— start STORED RECORDS —
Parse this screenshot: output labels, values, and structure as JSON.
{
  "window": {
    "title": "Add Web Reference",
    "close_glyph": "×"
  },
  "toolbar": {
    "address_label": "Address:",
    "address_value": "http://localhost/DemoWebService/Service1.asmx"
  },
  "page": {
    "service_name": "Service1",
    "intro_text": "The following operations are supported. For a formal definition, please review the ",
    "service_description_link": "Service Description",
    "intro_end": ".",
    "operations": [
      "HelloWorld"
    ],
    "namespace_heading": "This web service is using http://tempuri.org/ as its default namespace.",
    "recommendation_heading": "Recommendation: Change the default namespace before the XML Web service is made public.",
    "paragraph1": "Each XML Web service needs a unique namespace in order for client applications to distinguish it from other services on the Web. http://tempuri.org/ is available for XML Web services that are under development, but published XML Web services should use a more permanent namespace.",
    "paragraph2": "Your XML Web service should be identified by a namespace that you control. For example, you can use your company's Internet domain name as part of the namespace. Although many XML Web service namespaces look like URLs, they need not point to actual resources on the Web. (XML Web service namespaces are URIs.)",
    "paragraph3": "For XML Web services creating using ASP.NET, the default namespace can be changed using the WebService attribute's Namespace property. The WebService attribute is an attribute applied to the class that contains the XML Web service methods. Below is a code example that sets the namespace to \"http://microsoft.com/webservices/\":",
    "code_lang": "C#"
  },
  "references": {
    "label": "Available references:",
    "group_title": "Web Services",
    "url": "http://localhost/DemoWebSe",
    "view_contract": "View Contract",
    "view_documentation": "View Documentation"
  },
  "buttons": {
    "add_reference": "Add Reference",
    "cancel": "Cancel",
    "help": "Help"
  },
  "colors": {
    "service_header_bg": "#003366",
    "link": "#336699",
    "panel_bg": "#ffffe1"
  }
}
— end STORED RECORDS —
* **YOUR OBJECTIVE**:
Your task is to retype all the records above with nothing left out.

* **FULL ANSWER**:
Parse this screenshot: output labels, values, and structure as JSON.
{
  "window": {
    "title": "Add Web Reference",
    "close_glyph": "×"
  },
  "toolbar": {
    "address_label": "Address:",
    "address_value": "http://localhost/DemoWebService/Service1.asmx"
  },
  "page": {
    "service_name": "Service1",
    "intro_text": "The following operations are supported. For a formal definition, please review the ",
    "service_description_link": "Service Description",
    "intro_end": ".",
    "operations": [
      "HelloWorld"
    ],
    "namespace_heading": "This web service is using http://tempuri.org/ as its default namespace.",
    "recommendation_heading": "Recommendation: Change the default namespace before the XML Web service is made public.",
    "paragraph1": "Each XML Web service needs a unique namespace in order for client applications to distinguish it from other services on the Web. http://tempuri.org/ is available for XML Web services that are under development, but published XML Web services should use a more permanent namespace.",
    "paragraph2": "Your XML Web service should be identified by a namespace that you control. For example, you can use your company's Internet domain name as part of the namespace. Although many XML Web service namespaces look like URLs, they need not point to actual resources on the Web. (XML Web service namespaces are URIs.)",
    "paragraph3": "For XML Web services creating using ASP.NET, the default namespace can be changed using the WebService attribute's Namespace property. The WebService attribute is an attribute applied to the class that contains the XML Web service methods. Below is a code example that sets the namespace to \"http://microsoft.com/webservices/\":",
    "code_lang": "C#"
  },
  "references": {
    "label": "Available references:",
    "group_title": "Web Services",
    "url": "http://localhost/DemoWebSe",
    "view_contract": "View Contract",
    "view_documentation": "View Documentation"
  },
  "buttons": {
    "add_reference": "Add Reference",
    "cancel": "Cancel",
    "help": "Help"
  },
  "colors": {
    "service_header_bg": "#003366",
    "link": "#336699",
    "panel_bg": "#ffffe1"
  }
}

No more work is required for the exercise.